Work instructions: From the listing below, return each line that includes "grid".

* start Task data *

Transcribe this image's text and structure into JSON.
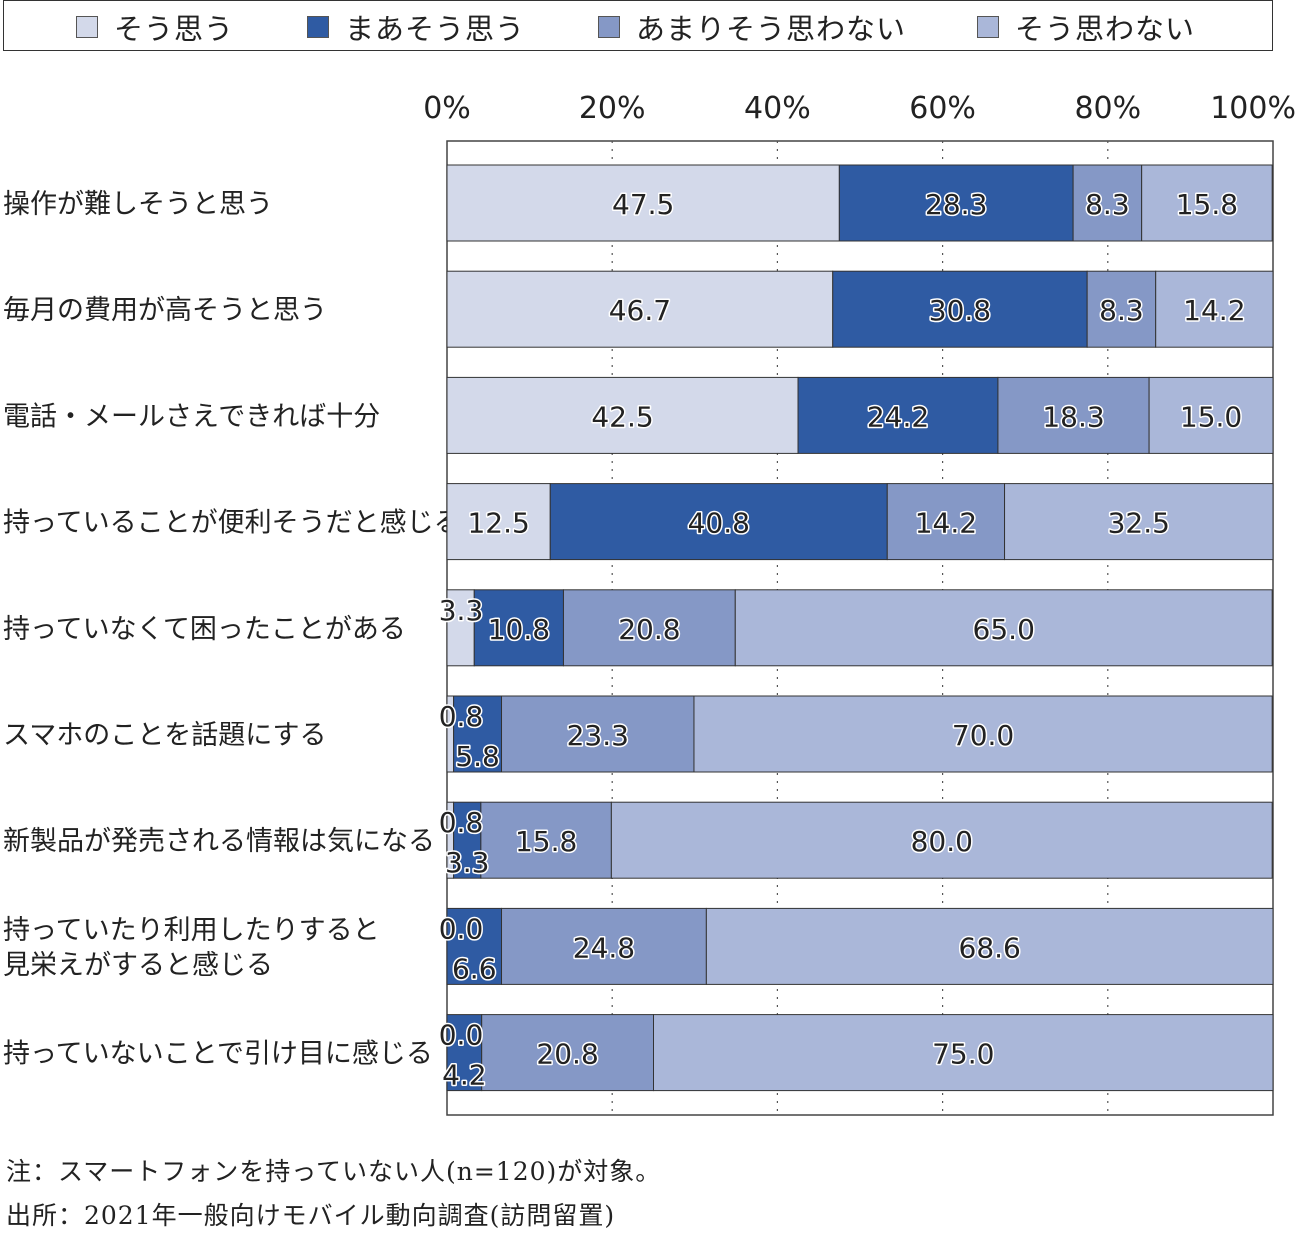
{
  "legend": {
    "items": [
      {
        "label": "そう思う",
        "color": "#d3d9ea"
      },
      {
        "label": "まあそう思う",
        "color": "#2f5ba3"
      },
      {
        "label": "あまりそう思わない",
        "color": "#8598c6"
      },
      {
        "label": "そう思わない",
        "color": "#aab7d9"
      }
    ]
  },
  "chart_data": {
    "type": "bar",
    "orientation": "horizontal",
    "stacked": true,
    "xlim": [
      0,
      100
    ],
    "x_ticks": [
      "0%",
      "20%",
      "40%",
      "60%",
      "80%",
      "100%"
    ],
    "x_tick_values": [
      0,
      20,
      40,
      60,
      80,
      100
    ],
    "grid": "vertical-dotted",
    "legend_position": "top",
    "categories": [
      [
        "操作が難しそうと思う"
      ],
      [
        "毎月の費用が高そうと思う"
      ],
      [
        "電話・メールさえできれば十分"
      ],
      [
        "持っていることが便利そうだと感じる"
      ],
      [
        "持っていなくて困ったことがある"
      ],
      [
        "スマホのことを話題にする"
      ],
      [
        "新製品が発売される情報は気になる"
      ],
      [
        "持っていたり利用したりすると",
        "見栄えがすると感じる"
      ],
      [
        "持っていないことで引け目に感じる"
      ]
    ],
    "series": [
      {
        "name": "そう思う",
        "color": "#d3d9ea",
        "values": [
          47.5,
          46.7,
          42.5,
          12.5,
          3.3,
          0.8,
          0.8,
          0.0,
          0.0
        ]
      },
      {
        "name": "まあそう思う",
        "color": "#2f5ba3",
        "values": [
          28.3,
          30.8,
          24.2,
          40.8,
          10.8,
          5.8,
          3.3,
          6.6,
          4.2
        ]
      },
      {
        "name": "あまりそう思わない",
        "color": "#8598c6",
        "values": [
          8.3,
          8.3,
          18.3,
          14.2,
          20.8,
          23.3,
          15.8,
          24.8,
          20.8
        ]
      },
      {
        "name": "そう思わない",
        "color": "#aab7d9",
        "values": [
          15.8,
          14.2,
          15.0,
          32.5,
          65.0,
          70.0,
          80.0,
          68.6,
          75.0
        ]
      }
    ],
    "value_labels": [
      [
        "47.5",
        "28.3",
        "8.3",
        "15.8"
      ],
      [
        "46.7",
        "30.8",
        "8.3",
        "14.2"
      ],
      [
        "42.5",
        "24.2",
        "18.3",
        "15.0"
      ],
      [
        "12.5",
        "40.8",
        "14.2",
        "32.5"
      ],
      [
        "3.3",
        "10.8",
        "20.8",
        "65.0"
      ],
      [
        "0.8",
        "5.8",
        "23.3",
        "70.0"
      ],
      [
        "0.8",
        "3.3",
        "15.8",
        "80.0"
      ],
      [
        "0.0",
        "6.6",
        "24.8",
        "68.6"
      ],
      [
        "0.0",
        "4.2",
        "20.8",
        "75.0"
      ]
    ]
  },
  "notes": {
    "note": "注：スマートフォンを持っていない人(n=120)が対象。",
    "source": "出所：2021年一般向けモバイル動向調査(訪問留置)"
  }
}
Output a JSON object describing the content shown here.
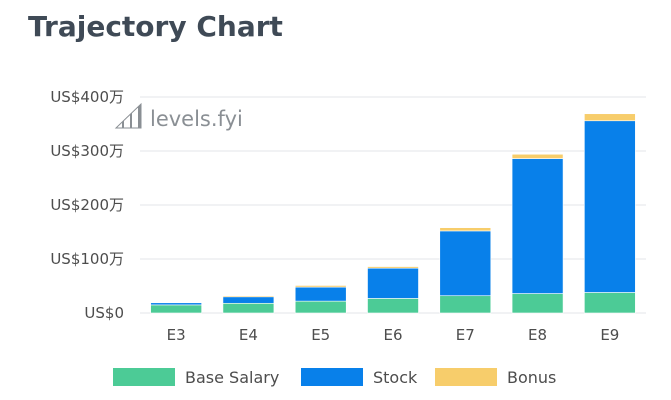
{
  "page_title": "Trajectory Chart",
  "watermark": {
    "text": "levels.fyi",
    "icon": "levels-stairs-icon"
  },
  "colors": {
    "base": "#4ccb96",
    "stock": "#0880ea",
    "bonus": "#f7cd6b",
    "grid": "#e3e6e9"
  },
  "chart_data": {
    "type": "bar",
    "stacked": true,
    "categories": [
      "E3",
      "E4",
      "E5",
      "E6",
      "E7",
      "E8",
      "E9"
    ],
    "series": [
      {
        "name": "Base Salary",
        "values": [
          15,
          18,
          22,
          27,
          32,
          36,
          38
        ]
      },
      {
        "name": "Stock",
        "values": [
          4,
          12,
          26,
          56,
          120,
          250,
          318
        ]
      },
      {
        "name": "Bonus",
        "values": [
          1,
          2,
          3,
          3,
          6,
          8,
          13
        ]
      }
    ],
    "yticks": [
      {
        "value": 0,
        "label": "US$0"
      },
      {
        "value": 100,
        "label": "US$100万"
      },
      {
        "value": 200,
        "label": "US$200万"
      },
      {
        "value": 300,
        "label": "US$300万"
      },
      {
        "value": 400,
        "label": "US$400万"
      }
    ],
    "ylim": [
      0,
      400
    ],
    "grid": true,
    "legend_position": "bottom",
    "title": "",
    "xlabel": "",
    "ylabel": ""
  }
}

* end Task data *
* start Task data *

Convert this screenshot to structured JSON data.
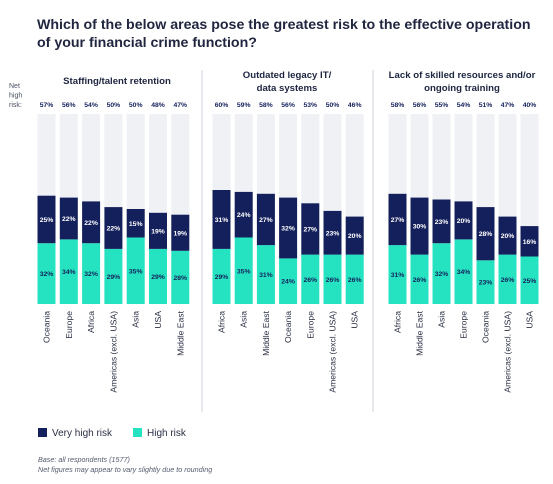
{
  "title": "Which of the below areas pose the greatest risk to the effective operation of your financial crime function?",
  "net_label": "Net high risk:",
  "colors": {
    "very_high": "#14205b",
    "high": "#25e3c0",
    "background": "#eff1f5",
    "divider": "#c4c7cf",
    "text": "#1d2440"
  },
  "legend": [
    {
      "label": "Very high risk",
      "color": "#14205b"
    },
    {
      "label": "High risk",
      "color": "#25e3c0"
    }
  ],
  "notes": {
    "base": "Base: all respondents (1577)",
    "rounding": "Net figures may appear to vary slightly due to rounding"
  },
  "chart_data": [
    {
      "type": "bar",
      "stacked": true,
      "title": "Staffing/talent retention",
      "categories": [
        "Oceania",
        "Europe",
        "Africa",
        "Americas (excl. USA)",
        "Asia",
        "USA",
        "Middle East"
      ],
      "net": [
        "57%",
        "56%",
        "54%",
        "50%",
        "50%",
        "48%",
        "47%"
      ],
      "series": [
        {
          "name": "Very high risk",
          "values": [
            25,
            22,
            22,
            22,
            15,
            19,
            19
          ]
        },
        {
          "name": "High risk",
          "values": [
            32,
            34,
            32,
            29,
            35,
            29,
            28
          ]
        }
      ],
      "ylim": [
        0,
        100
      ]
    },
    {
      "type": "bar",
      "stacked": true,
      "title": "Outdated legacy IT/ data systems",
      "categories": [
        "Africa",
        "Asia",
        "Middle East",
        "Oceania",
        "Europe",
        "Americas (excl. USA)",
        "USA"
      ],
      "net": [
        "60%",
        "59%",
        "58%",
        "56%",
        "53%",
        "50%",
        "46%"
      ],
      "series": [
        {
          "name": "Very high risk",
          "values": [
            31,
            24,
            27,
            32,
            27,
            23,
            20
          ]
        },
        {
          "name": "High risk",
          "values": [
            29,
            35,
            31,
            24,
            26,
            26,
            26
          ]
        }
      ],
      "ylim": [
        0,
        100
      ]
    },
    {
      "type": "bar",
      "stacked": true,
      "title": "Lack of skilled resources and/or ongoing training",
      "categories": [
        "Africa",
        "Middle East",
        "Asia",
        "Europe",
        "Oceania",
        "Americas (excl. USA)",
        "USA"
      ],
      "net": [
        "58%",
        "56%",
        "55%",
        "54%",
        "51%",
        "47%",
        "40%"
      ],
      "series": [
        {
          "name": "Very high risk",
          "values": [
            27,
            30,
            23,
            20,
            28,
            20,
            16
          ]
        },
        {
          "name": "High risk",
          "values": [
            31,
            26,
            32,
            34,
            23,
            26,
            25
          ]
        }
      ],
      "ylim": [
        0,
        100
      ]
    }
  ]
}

* end Task data *

Final result:
    "grid": "vertical-dotted",
    "grid": "#e3e6e9"
    "grid": true,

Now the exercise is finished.